(Stored records)
------------------------------------

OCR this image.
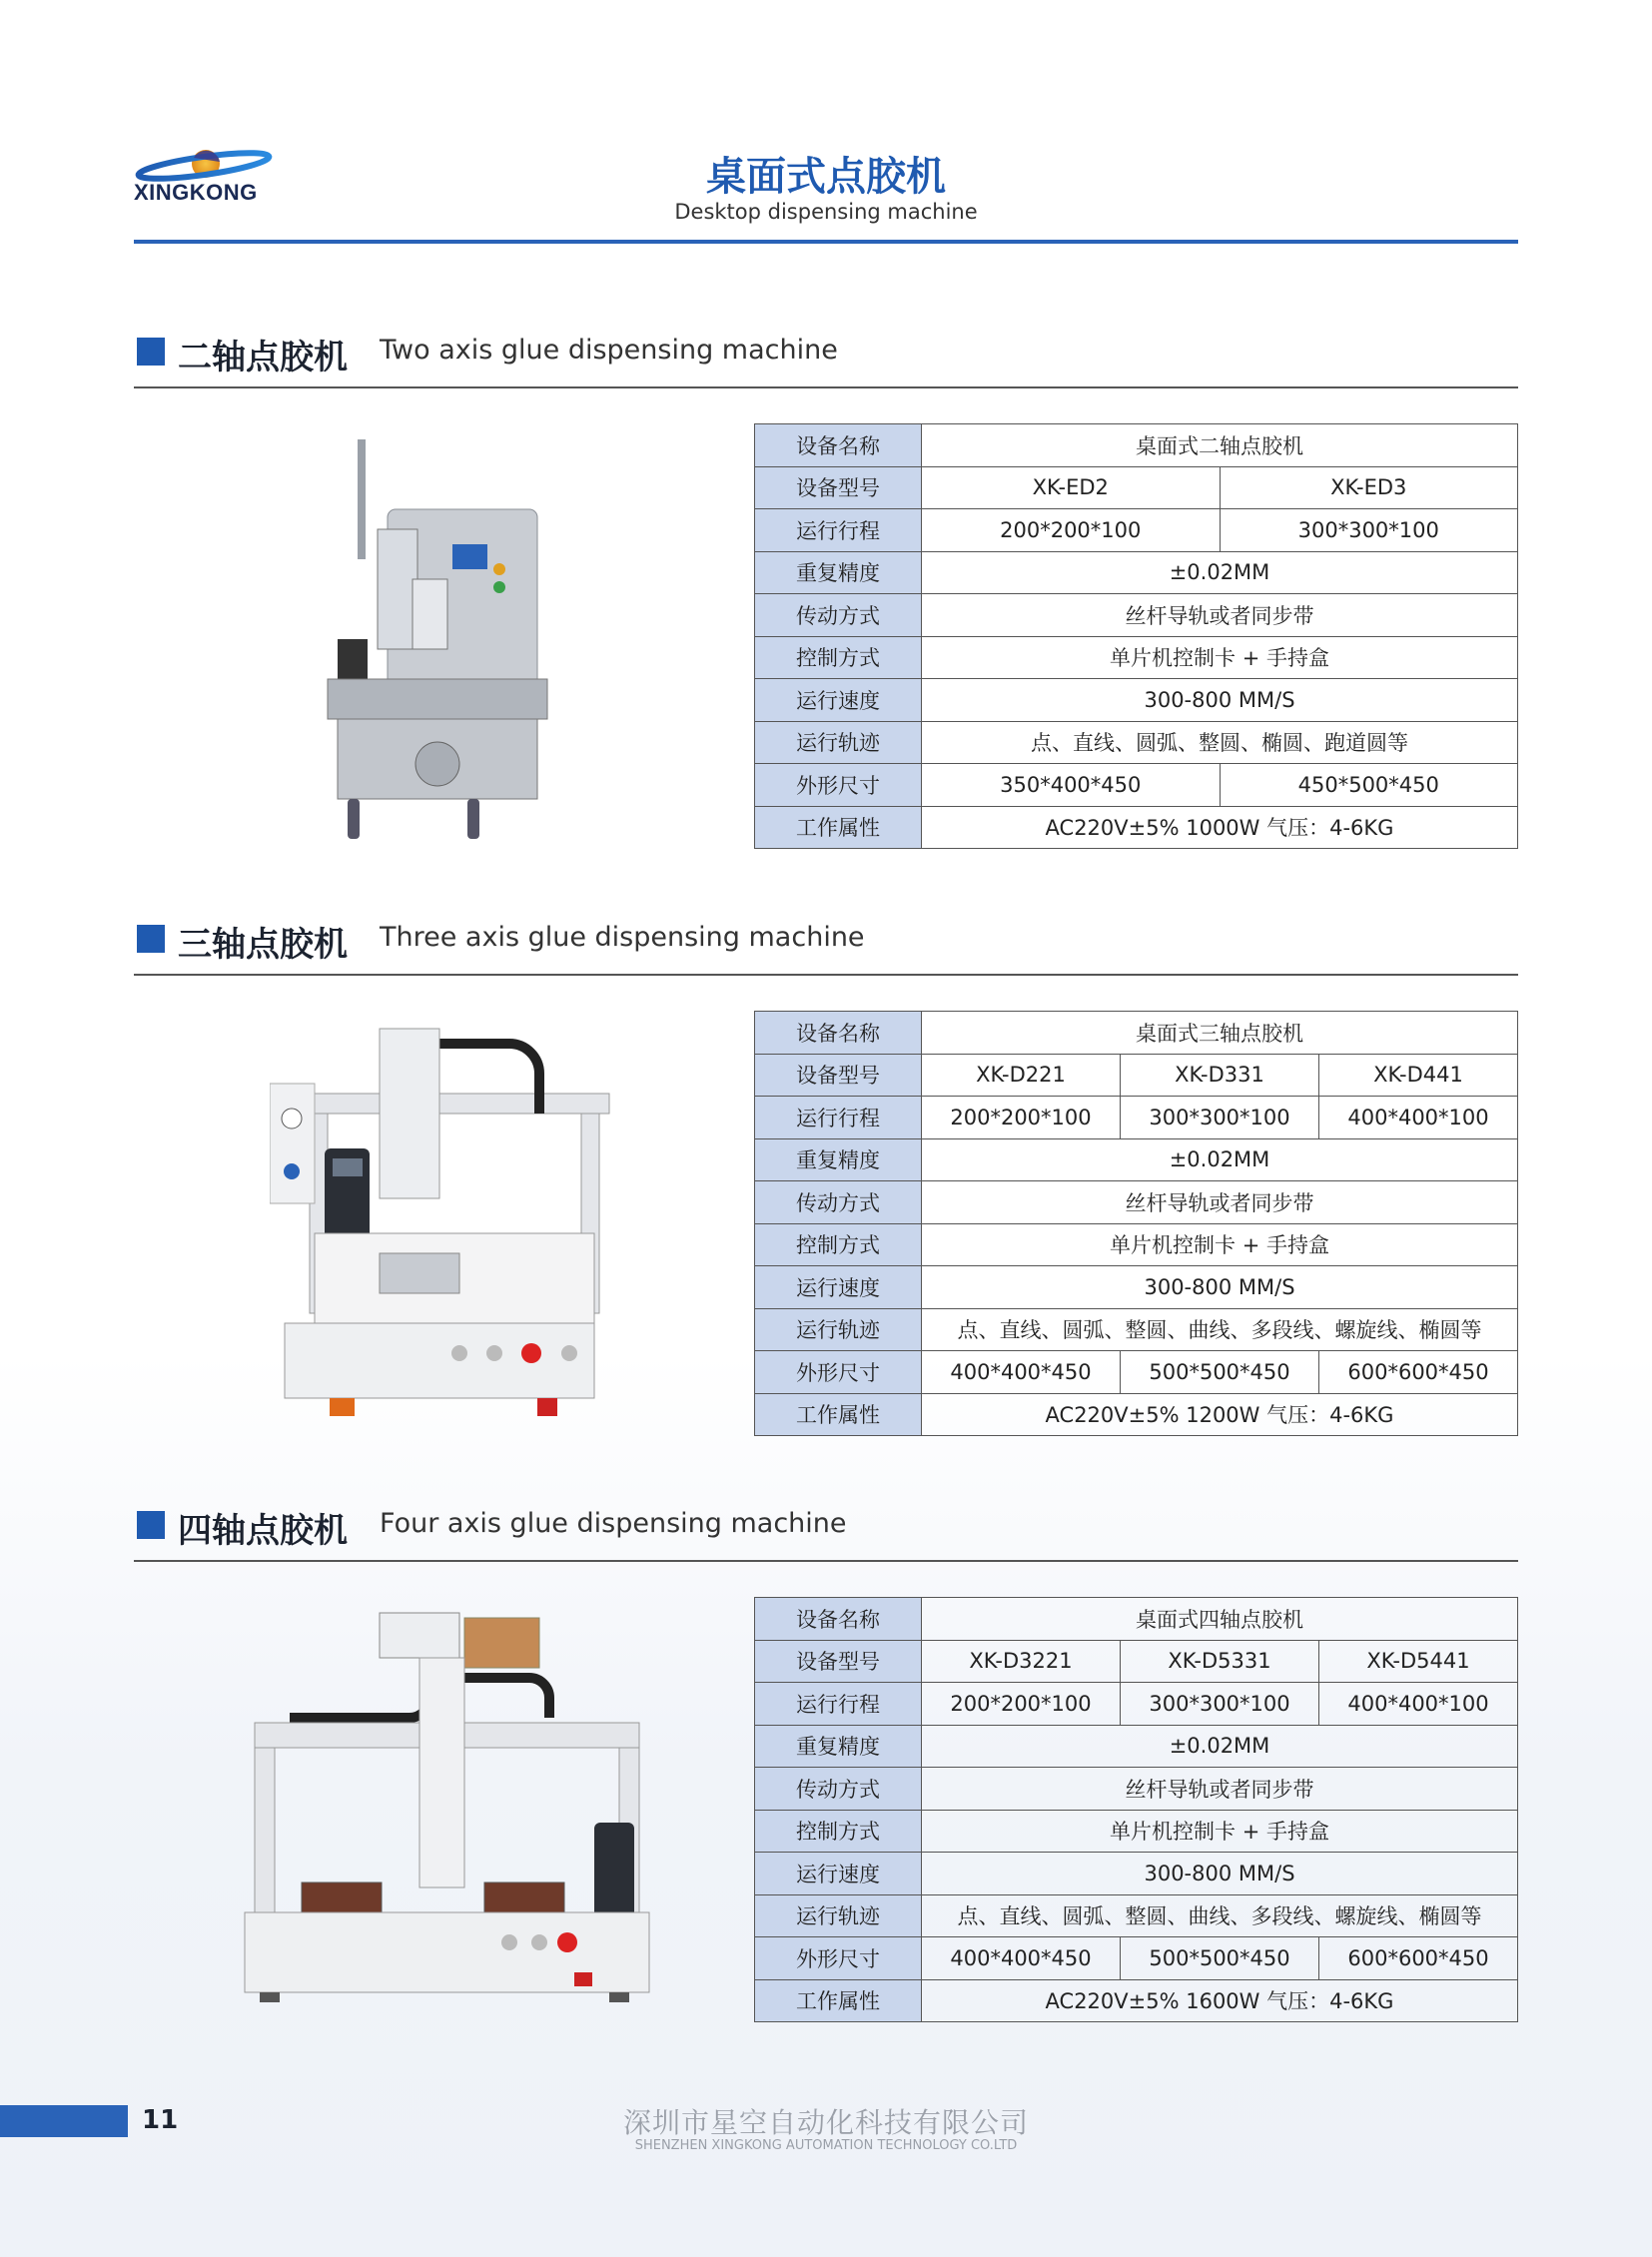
XINGKONG	桌面式点胶机
Desktop dispensing machine
二轴点胶机 Two axis glue dispensing machine
设备名称	桌面式二轴点胶机	
设备型号	XK-ED2	XK-ED3
运行行程	200*200*100	300*300*100
重复精度	±0.02MM	
传动方式	丝杆导轨或者同步带	
控制方式	单片机控制卡 + 手持盒	
运行速度	300-800 MM/S	
运行轨迹	点、直线、圆弧、整圆、椭圆、跑道圆等	
外形尺寸	350*400*450	450*500*450
工作属性	AC220V±5% 1000W 气压：4-6KG	
三轴点胶机 Three axis glue dispensing machine
设备名称	桌面式三轴点胶机		
设备型号	XK-D221	XK-D331	XK-D441
运行行程	200*200*100	300*300*100	400*400*100
重复精度	±0.02MM		
传动方式	丝杆导轨或者同步带		
控制方式	单片机控制卡 + 手持盒		
运行速度	300-800 MM/S		
运行轨迹	点、直线、圆弧、整圆、曲线、多段线、螺旋线、椭圆等		
外形尺寸	400*400*450	500*500*450	600*600*450
工作属性	AC220V±5% 1200W 气压：4-6KG		
四轴点胶机 Four axis glue dispensing machine
设备名称	桌面式四轴点胶机		
设备型号	XK-D3221	XK-D5331	XK-D5441
运行行程	200*200*100	300*300*100	400*400*100
重复精度	±0.02MM		
传动方式	丝杆导轨或者同步带		
控制方式	单片机控制卡 + 手持盒		
运行速度	300-800 MM/S		
运行轨迹	点、直线、圆弧、整圆、曲线、多段线、螺旋线、椭圆等		
外形尺寸	400*400*450	500*500*450	600*600*450
工作属性	AC220V±5% 1600W 气压：4-6KG		
11	深圳市星空自动化科技有限公司
SHENZHEN XINGKONG AUTOMATION TECHNOLOGY CO.LTD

------------------------------------

* _Instructions to follow_
Identify and list each line with the word "dispensing".

* _Expected answer_
Desktop dispensing machine
二轴点胶机 Two axis glue dispensing machine
三轴点胶机 Three axis glue dispensing machine
四轴点胶机 Four axis glue dispensing machine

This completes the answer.